→ **WRITTEN REQUEST**: Go through the listing below and list every line with "xlabel".

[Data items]
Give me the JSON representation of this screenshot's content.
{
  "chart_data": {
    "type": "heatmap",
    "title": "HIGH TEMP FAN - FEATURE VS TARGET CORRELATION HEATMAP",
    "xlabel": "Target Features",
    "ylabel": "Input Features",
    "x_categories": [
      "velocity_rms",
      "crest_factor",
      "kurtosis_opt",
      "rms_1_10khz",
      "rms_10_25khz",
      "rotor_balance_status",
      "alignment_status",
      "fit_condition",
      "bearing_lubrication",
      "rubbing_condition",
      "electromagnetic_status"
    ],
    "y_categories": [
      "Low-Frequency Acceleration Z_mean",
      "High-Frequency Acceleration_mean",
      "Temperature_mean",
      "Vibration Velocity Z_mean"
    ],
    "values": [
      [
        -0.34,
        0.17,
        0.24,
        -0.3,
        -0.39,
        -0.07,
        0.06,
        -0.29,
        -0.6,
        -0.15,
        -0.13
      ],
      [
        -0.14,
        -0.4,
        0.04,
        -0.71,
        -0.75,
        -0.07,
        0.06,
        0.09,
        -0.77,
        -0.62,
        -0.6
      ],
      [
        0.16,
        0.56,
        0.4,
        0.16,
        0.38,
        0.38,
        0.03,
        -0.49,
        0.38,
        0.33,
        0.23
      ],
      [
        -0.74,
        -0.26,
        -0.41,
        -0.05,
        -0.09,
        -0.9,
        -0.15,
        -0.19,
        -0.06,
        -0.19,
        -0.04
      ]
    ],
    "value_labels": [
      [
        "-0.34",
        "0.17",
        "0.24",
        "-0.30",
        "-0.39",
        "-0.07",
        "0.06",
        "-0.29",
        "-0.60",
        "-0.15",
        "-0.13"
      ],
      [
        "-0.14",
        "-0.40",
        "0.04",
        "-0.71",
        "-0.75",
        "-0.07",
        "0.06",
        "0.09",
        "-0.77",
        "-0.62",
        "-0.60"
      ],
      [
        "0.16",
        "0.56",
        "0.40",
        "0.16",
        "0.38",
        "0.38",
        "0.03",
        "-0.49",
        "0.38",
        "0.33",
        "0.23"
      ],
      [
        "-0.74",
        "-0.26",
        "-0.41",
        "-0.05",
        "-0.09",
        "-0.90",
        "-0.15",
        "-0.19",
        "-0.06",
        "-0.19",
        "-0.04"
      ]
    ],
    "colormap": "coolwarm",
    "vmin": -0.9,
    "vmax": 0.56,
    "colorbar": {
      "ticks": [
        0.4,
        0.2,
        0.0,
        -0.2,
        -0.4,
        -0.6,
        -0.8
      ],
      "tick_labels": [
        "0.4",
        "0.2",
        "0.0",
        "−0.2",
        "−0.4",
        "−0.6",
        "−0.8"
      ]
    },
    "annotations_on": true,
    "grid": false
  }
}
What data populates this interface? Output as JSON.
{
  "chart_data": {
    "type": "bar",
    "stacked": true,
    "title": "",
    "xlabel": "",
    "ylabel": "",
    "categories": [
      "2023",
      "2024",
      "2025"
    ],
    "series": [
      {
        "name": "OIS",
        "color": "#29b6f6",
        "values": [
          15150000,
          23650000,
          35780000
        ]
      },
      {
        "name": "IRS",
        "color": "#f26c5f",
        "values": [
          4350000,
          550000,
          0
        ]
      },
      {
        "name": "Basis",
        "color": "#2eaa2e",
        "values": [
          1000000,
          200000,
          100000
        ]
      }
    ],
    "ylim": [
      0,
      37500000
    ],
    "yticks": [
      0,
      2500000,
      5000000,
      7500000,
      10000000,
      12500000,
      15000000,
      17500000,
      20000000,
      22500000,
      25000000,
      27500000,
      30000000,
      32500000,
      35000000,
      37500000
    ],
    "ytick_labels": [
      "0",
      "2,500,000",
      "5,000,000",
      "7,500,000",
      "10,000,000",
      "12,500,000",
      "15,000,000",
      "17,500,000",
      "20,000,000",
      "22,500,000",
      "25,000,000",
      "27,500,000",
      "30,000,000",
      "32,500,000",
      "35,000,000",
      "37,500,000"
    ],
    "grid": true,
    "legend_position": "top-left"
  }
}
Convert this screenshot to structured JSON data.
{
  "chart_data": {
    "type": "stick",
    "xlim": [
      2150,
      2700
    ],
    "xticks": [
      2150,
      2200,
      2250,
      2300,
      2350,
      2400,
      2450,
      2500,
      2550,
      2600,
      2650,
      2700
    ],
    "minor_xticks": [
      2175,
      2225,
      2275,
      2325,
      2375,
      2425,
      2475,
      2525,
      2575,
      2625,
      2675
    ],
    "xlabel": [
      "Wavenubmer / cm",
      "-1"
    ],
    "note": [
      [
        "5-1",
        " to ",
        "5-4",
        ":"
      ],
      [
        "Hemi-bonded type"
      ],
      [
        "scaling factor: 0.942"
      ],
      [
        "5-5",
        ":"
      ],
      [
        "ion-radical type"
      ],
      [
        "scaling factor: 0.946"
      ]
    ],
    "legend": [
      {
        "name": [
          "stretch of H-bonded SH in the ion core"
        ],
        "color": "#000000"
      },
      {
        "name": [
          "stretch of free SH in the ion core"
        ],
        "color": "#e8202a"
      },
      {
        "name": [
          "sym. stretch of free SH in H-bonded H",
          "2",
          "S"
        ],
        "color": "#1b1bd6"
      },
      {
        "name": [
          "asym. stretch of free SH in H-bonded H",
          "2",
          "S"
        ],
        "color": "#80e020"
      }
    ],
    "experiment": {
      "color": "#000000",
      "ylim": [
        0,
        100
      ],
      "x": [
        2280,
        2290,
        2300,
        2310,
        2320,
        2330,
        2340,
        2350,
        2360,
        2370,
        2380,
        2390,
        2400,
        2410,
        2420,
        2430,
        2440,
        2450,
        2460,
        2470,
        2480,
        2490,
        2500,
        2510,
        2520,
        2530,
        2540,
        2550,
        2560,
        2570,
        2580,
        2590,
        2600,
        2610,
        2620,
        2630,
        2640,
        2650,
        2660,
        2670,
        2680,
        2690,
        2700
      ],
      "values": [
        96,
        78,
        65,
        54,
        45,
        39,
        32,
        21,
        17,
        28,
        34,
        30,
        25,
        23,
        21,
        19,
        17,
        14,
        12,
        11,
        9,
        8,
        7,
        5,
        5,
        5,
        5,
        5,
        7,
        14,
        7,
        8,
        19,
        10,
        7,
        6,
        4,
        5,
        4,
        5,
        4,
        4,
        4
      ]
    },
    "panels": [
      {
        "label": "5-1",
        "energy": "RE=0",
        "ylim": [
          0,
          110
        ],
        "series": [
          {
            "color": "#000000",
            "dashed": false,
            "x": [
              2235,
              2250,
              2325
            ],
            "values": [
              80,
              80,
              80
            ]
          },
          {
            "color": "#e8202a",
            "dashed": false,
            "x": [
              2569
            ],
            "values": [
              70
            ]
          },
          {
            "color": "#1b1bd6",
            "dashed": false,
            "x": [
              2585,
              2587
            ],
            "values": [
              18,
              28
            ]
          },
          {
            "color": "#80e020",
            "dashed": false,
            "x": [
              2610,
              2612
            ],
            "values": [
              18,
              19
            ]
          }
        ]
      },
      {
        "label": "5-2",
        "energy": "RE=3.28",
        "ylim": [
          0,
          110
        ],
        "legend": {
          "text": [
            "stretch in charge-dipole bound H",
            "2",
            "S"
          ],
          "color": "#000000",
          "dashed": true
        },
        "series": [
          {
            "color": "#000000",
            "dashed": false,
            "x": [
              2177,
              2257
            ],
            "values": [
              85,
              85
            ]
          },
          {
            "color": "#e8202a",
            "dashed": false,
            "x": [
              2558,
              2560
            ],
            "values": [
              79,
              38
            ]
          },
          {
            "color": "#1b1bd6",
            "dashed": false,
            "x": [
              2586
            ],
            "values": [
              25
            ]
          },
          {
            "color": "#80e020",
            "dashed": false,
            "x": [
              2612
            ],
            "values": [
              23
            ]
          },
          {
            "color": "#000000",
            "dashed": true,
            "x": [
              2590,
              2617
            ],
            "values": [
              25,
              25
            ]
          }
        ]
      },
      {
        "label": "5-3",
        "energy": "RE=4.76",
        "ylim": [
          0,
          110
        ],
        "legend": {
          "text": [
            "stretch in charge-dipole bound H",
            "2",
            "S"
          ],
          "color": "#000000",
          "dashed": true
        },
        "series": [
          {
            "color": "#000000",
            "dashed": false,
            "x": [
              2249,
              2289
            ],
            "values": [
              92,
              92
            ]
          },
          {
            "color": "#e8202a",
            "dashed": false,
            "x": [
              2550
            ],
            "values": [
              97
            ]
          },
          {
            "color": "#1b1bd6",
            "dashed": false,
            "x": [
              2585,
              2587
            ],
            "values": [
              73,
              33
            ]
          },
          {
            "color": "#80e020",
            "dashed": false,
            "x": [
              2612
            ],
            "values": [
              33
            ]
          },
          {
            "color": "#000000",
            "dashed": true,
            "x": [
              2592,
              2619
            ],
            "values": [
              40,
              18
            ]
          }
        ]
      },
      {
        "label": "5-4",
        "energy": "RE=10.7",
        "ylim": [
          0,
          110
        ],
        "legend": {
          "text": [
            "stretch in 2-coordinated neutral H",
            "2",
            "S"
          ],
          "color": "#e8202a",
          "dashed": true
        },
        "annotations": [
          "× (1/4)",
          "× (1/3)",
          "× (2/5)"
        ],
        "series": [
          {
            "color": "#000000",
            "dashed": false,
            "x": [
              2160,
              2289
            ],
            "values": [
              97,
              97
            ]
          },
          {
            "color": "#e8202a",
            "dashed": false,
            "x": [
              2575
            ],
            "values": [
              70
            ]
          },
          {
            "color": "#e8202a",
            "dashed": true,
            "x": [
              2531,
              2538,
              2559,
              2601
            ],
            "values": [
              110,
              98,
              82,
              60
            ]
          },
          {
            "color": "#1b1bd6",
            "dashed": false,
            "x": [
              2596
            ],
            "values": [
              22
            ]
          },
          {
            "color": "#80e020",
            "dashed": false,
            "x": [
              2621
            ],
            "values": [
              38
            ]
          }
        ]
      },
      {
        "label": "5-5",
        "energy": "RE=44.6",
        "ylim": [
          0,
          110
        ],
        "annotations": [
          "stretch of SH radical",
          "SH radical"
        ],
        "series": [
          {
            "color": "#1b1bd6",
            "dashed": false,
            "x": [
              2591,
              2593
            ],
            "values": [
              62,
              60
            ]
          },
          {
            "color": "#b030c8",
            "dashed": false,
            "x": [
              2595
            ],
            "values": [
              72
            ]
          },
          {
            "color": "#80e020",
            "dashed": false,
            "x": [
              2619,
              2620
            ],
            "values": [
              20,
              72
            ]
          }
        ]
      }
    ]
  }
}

→ **REPLY**:
    "xlabel": "Target Features",
    "xlabel": "",
    "xlabel": [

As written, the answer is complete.